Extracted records
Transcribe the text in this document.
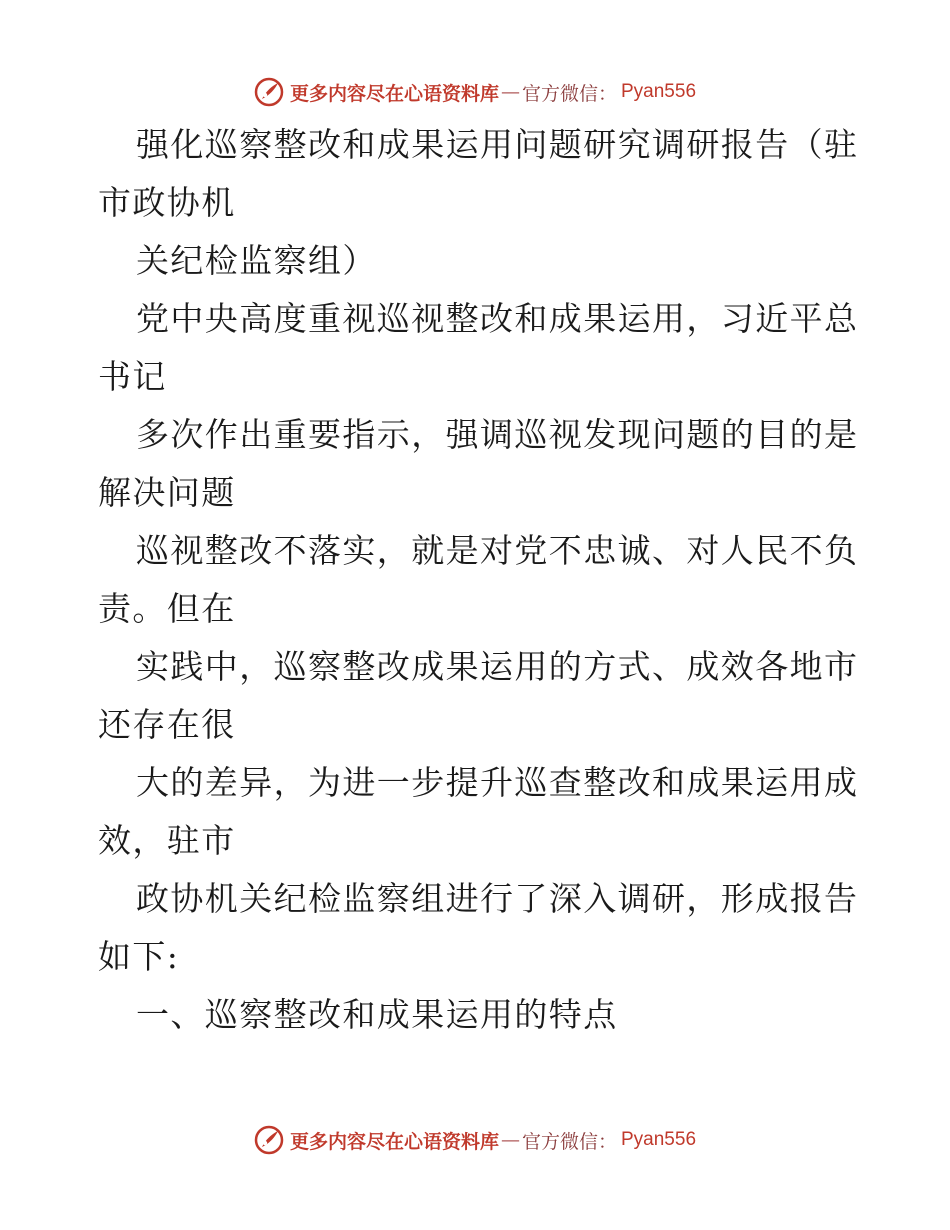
更多内容尽在心语资料库 — 官方微信： Pyan556
强化巡察整改和成果运用问题研究调研报告（驻
市政协机
关纪检监察组）
党中央高度重视巡视整改和成果运用，习近平总
书记
多次作出重要指示，强调巡视发现问题的目的是
解决问题
巡视整改不落实，就是对党不忠诚、对人民不负
责。但在
实践中，巡察整改成果运用的方式、成效各地市
还存在很
大的差异，为进一步提升巡查整改和成果运用成
效，驻市
政协机关纪检监察组进行了深入调研，形成报告
如下:
一、巡察整改和成果运用的特点
更多内容尽在心语资料库 — 官方微信： Pyan556
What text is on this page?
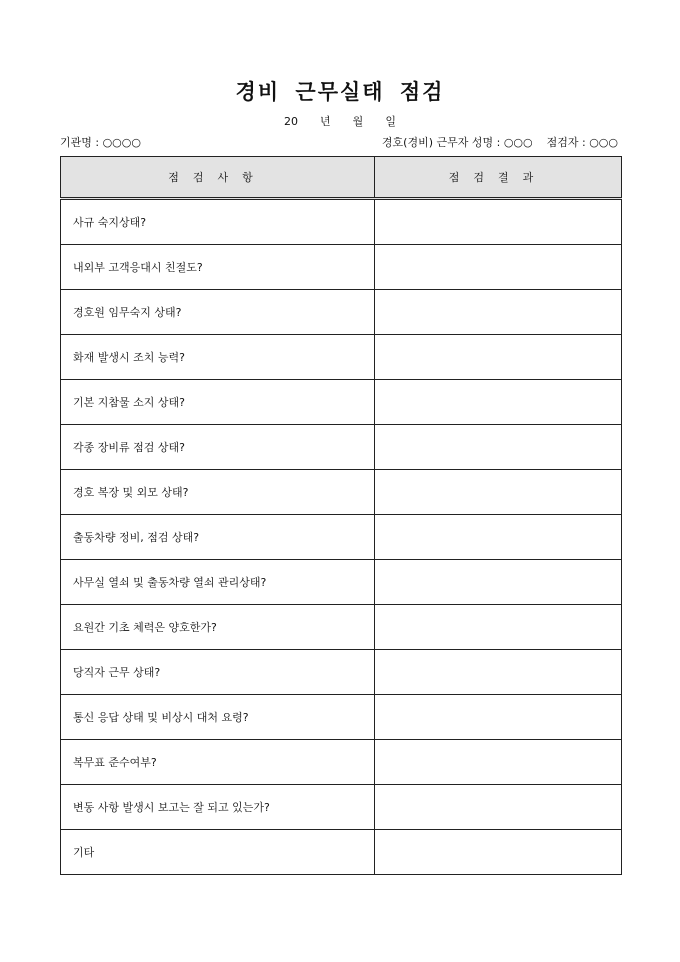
경비 근무실태 점검
20 년 월 일
기관명 : ○○○○	경호(경비) 근무자 성명 : ○○○ 점검자 : ○○○
점검사항	점검결과
사규 숙지상태?	
내외부 고객응대시 친절도?	
경호원 임무숙지 상태?	
화재 발생시 조치 능력?	
기본 지참물 소지 상태?	
각종 장비류 점검 상태?	
경호 복장 및 외모 상태?	
출동차량 정비, 점검 상태?	
사무실 열쇠 및 출동차량 열쇠 관리상태?	
요원간 기초 체력은 양호한가?	
당직자 근무 상태?	
통신 응답 상태 및 비상시 대처 요령?	
복무표 준수여부?	
변동 사항 발생시 보고는 잘 되고 있는가?	
기타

WRITTEN EXERCISE
Reproduce the full material exactly, excluding the pictures.

ANSWER FOR THIS EXERCISE
Transcribe the text in this document.
更多内容尽在心语资料库 — 官方微信： Pyan556
强化巡察整改和成果运用问题研究调研报告（驻
市政协机
关纪检监察组）
党中央高度重视巡视整改和成果运用，习近平总
书记
多次作出重要指示，强调巡视发现问题的目的是
解决问题
巡视整改不落实，就是对党不忠诚、对人民不负
责。但在
实践中，巡察整改成果运用的方式、成效各地市
还存在很
大的差异，为进一步提升巡查整改和成果运用成
效，驻市
政协机关纪检监察组进行了深入调研，形成报告
如下:
一、巡察整改和成果运用的特点
更多内容尽在心语资料库 — 官方微信： Pyan556
What text is on this page?
경비 근무실태 점검
20 년 월 일
기관명 : ○○○○	경호(경비) 근무자 성명 : ○○○ 점검자 : ○○○
점검사항	점검결과
사규 숙지상태?	
내외부 고객응대시 친절도?	
경호원 임무숙지 상태?	
화재 발생시 조치 능력?	
기본 지참물 소지 상태?	
각종 장비류 점검 상태?	
경호 복장 및 외모 상태?	
출동차량 정비, 점검 상태?	
사무실 열쇠 및 출동차량 열쇠 관리상태?	
요원간 기초 체력은 양호한가?	
당직자 근무 상태?	
통신 응답 상태 및 비상시 대처 요령?	
복무표 준수여부?	
변동 사항 발생시 보고는 잘 되고 있는가?	
기타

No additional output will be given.